[Excerpt from a dataset]
[Start]

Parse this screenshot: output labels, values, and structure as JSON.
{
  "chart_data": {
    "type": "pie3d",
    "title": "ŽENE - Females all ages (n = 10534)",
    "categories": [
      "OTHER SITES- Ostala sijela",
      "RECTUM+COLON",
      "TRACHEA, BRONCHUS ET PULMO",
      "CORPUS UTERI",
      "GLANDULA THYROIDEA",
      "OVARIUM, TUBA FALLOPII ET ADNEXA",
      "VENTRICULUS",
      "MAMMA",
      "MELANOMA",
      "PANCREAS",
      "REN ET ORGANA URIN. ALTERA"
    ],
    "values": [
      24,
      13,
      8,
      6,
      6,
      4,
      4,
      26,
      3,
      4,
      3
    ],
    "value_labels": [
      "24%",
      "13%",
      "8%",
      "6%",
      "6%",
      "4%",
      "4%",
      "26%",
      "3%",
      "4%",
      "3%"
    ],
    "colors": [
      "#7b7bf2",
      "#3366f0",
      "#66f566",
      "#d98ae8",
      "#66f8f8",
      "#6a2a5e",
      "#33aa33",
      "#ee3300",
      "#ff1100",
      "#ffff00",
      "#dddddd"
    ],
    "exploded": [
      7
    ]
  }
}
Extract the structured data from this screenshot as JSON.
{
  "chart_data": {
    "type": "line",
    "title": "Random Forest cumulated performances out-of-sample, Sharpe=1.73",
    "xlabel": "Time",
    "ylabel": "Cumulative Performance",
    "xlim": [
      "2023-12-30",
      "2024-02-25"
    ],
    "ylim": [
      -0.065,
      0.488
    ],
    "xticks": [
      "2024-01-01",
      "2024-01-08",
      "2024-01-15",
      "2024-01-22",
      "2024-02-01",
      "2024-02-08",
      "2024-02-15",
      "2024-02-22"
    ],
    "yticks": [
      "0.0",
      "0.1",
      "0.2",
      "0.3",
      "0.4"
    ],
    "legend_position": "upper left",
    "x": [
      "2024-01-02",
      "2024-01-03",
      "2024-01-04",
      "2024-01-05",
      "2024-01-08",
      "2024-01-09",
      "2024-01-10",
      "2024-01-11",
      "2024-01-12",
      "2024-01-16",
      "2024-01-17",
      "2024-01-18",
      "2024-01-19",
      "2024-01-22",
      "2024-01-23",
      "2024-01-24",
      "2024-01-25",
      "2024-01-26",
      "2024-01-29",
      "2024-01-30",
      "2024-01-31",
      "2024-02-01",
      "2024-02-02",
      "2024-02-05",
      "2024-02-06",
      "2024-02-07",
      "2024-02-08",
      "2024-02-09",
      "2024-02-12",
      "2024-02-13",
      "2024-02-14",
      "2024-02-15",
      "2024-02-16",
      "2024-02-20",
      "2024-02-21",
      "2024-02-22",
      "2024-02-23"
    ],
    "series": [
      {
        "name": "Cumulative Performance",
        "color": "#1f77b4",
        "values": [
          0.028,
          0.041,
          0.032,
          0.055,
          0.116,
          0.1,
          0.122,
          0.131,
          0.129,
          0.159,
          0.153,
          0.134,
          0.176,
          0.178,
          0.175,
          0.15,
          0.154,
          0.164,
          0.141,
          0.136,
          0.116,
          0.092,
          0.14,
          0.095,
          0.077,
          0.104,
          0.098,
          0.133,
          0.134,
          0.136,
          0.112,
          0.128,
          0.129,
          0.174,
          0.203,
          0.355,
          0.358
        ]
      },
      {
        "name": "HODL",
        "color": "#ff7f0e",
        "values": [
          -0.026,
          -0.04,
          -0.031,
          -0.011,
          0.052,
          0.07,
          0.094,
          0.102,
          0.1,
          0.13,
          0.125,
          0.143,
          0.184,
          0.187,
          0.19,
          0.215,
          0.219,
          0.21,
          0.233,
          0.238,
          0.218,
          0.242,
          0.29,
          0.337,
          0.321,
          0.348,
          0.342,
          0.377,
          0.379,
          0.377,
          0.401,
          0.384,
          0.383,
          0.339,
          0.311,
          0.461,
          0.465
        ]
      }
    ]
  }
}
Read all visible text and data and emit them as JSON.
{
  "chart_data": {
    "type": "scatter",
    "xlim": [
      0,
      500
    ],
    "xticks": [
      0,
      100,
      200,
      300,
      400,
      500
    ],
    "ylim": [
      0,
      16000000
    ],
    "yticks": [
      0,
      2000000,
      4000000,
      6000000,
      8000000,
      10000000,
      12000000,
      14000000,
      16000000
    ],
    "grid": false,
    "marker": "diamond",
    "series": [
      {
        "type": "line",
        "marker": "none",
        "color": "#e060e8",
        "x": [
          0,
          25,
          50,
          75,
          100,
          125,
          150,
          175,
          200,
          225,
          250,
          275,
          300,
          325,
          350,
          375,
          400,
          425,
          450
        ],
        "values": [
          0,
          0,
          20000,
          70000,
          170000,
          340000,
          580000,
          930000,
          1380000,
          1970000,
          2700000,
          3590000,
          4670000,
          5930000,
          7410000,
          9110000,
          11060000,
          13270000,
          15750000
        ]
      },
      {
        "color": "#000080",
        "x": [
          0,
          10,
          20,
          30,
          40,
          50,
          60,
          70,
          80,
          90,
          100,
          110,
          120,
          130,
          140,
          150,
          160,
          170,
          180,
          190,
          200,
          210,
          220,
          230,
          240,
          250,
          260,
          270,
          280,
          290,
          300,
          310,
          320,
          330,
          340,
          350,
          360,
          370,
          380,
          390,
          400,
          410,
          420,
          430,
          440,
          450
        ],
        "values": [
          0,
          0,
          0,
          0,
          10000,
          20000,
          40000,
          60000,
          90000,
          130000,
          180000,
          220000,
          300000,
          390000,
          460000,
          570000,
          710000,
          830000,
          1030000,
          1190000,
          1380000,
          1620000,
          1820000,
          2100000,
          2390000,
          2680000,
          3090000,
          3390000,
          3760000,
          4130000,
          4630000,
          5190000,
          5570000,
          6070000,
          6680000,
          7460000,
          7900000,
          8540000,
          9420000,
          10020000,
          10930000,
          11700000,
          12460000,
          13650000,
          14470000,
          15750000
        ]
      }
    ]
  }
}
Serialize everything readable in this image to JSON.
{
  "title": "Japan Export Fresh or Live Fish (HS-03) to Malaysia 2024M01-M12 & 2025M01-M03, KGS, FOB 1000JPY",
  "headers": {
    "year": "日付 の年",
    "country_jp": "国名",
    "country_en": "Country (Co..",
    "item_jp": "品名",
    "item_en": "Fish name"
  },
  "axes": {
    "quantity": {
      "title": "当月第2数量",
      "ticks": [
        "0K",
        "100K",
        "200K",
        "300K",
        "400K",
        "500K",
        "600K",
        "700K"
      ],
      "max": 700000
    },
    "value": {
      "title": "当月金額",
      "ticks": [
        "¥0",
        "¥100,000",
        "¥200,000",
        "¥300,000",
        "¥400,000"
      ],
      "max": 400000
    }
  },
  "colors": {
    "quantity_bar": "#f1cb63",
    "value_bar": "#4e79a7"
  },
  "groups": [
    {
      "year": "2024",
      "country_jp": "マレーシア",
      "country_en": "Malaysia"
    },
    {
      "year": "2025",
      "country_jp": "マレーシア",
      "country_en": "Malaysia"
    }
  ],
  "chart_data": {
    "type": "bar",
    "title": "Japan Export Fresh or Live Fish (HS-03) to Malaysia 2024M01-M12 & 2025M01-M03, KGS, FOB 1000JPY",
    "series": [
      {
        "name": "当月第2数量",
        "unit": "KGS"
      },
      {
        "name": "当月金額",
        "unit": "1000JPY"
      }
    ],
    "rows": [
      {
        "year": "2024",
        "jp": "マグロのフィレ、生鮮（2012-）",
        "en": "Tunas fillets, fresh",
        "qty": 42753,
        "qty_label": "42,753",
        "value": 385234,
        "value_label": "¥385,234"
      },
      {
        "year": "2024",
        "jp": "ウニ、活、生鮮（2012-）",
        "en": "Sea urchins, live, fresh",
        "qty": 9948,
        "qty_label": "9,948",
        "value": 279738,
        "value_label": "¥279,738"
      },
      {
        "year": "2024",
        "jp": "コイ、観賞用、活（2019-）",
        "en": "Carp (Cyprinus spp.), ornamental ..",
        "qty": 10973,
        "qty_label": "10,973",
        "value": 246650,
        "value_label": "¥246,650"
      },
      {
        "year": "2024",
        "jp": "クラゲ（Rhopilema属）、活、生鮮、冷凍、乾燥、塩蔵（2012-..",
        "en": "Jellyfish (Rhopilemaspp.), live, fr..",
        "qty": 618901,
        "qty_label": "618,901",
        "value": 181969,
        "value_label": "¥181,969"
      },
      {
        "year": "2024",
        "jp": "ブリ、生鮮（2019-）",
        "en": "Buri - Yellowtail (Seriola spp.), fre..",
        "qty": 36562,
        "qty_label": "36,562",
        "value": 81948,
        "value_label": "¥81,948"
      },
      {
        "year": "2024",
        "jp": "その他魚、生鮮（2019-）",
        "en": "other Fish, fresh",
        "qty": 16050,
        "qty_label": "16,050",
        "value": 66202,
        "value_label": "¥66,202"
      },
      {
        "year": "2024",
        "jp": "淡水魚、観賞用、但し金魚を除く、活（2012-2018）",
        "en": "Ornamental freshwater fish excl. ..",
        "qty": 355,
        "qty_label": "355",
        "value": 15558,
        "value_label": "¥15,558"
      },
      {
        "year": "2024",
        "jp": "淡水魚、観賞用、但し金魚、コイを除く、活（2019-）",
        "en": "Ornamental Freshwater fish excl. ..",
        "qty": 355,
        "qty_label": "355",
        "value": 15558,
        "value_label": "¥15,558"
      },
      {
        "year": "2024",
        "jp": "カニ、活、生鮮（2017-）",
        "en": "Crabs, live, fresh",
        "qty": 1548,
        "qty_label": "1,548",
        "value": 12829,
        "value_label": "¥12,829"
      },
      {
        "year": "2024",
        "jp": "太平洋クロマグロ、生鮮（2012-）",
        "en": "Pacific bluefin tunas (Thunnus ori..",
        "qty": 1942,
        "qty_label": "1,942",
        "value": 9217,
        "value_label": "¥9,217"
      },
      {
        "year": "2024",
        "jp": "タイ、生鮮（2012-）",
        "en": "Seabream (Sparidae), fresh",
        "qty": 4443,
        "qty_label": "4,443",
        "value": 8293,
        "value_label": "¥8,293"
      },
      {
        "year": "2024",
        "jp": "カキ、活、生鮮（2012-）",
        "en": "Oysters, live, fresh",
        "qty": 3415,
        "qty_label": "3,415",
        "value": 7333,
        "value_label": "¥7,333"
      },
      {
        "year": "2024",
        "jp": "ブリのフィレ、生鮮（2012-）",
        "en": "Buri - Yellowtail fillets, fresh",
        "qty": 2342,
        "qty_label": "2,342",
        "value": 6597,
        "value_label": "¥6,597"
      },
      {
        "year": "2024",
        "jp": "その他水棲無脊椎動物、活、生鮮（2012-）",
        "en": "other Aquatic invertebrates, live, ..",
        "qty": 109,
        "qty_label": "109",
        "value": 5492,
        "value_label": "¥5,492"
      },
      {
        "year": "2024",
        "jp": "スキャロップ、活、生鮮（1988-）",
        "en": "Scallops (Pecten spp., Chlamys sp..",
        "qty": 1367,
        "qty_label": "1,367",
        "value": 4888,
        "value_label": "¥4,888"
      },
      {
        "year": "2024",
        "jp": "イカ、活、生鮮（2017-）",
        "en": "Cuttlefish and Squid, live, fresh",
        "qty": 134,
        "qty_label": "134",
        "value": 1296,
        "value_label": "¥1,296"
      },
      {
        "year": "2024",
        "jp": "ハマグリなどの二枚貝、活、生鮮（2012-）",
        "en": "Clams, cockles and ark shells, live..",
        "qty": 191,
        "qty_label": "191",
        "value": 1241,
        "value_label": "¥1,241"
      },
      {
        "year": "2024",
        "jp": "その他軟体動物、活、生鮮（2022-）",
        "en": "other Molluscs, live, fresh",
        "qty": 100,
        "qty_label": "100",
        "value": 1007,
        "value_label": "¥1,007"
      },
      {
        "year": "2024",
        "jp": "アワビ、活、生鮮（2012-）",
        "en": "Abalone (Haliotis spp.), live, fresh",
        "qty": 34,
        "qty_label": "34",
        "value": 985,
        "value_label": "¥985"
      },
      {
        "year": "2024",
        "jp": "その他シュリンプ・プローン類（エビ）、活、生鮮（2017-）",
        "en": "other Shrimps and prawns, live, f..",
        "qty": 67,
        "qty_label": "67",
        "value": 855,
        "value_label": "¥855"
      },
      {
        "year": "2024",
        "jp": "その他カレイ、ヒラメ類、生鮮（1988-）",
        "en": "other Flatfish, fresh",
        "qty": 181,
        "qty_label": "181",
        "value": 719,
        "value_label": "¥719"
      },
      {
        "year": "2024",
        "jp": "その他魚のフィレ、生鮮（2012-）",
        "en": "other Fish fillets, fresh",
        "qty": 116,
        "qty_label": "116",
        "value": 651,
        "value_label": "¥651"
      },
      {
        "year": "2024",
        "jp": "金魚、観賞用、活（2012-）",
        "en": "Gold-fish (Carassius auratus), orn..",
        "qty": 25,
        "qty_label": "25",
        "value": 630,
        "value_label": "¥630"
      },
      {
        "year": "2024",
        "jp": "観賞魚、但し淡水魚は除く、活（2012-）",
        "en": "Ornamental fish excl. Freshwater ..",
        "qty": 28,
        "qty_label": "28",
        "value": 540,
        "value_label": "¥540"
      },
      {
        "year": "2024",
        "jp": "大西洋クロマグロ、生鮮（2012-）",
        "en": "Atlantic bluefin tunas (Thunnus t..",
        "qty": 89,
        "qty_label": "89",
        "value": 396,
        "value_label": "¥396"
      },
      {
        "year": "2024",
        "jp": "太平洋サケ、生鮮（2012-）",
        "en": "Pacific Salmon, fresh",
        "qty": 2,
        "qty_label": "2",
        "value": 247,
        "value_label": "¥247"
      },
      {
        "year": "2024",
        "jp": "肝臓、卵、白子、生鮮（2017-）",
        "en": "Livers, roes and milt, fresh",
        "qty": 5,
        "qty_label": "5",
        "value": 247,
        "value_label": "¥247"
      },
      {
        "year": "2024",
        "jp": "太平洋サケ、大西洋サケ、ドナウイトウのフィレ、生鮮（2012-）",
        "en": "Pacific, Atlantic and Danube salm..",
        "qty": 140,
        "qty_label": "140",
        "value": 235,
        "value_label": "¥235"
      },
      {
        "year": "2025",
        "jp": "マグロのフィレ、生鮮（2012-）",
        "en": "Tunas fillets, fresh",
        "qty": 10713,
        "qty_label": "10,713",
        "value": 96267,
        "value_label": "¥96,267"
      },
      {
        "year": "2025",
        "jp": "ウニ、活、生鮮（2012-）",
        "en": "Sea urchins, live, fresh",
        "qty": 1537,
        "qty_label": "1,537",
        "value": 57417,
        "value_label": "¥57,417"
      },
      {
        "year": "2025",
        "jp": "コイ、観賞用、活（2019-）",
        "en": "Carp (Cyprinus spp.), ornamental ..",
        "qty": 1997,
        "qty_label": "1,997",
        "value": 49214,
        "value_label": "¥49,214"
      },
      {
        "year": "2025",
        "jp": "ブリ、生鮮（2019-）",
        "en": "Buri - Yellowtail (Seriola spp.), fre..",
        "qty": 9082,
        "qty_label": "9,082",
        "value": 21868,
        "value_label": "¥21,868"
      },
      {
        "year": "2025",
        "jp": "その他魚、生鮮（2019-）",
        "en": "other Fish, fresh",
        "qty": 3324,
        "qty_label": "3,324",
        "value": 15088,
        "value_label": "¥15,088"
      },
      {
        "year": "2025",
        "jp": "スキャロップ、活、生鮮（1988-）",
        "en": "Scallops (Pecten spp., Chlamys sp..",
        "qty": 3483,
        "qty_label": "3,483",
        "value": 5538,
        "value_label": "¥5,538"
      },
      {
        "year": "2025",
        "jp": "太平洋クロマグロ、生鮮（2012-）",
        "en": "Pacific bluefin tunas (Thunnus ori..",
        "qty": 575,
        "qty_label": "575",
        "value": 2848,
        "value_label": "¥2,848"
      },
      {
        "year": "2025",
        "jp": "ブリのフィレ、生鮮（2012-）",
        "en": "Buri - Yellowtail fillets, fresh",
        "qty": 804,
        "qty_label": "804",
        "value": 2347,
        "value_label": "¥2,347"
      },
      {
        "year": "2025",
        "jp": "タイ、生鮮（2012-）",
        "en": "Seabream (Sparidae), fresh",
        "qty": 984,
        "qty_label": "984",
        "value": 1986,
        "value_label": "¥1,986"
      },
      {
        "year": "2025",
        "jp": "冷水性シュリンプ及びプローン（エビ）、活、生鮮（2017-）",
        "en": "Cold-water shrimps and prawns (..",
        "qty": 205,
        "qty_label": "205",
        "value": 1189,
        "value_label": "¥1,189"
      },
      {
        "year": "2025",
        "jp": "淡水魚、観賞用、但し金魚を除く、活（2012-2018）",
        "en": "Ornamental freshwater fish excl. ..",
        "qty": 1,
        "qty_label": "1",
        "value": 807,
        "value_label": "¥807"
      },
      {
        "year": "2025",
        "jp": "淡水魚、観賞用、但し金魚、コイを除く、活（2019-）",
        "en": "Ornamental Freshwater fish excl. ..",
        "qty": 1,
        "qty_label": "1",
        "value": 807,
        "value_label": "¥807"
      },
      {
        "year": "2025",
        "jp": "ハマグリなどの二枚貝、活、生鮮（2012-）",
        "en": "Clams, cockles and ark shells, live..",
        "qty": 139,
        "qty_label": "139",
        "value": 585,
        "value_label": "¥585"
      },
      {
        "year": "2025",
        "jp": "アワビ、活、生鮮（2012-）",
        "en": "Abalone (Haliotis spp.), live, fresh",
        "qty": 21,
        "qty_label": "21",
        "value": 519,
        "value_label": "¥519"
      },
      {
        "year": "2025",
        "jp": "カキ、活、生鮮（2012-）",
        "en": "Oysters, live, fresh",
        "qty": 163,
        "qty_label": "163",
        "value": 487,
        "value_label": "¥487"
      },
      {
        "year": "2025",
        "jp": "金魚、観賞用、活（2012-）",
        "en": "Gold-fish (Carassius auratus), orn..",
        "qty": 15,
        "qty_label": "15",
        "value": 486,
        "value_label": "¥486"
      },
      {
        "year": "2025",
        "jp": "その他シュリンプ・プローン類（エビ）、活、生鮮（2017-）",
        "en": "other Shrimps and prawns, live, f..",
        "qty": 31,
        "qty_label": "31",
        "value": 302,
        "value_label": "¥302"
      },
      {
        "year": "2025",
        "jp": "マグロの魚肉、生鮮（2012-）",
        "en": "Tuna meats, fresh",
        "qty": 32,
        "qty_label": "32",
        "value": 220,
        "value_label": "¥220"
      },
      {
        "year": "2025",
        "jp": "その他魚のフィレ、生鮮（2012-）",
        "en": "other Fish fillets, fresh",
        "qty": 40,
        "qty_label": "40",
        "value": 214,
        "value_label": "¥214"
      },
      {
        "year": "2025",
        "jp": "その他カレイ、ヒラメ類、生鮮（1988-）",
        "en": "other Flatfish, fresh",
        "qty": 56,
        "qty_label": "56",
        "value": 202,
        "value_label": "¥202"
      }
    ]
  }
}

[End]

▶ **Task directions**: Using the records given above, list every line that includes the word "Japan".

▶ **Solution to this exercise**:
  "title": "Japan Export Fresh or Live Fish (HS-03) to Malaysia 2024M01-M12 & 2025M01-M03, KGS, FOB 1000JPY",
    "title": "Japan Export Fresh or Live Fish (HS-03) to Malaysia 2024M01-M12 & 2025M01-M03, KGS, FOB 1000JPY",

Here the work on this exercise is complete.